■ **PROVIDED PASSAGE**
● ● ● ● ●

There is this concept of Pangrams or holoalphabetic sentence, that is, a sentence using every letter of a given alphabet at least once. The famous example is:

The quick brown fox jumps over the lazy dog

There is pangrams for other languages as well, including using accented letters (e.g., á, ç, etc).

I would like to extend this concept from letters to words. Of course books with all the words from a language already exists: dictionaries! And there are also dictionaries of common words.

But what about a prose text containing the most common words (like 300 - 1000 most common words)? Are there any examples of these texts? I guess it would be useful to create the smallest and most coherent text containing these common words.

The value for language learning is having access to a summarized text with all common words - perfect for reviewing basic vocabulary (like 'hot', 'cold', 'boy', 'girl', 'city', 'country', 'sugar', 'salt', and so on).

● ● ● ● ●

■ **WRITTEN TASK**
Reproduce word for word the stretch of the pangram post from "There is this" through "of common words.".

■ **ENTRIES**
● ● ● ● ●

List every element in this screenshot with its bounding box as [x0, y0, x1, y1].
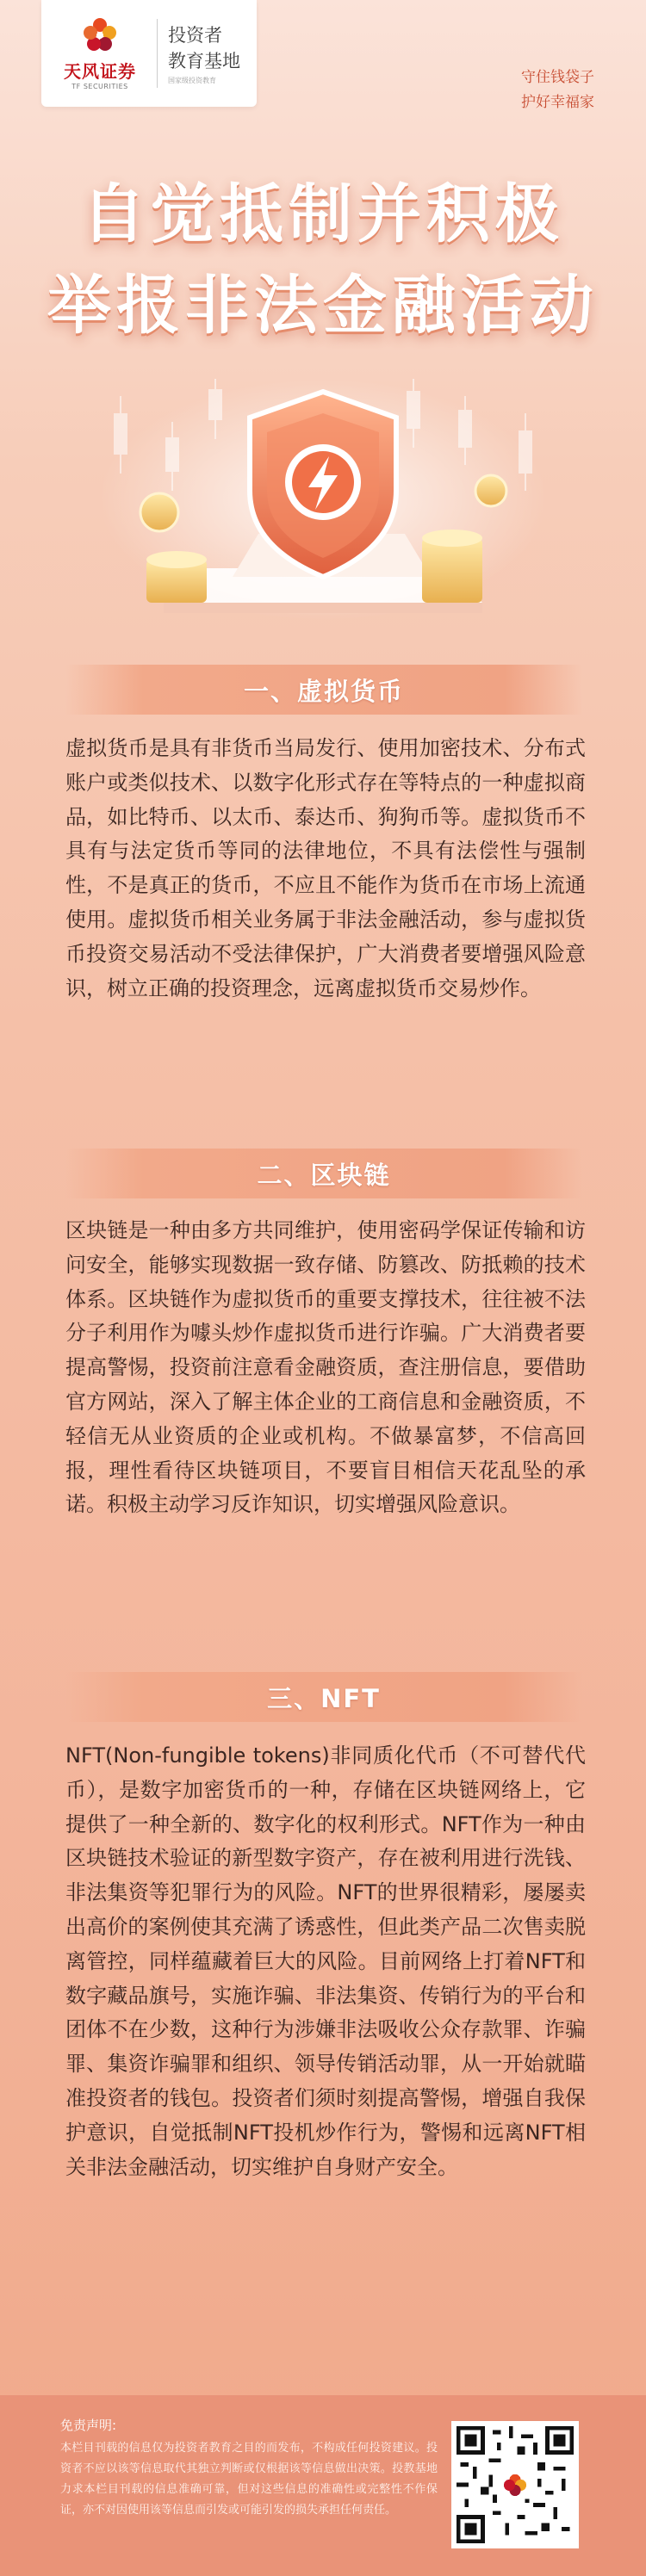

● ● ● ● ●

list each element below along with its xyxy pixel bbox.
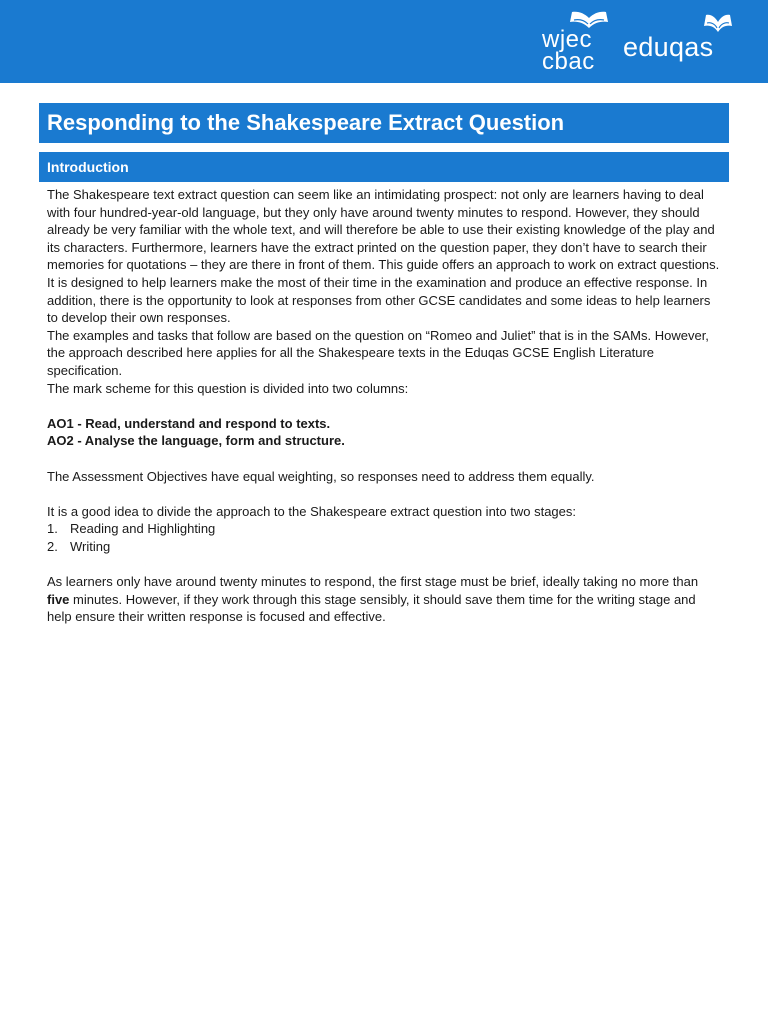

● ● ● ● ●

■ **REPLY**
There is this concept of Pangrams or holoalphabetic sentence, that is, a sentence using every letter of a given alphabet at least once. The famous example is:

The quick brown fox jumps over the lazy dog

There is pangrams for other languages as well, including using accented letters (e.g., á, ç, etc).

I would like to extend this concept from letters to words. Of course books with all the words from a language already exists: dictionaries! And there are also dictionaries of common words.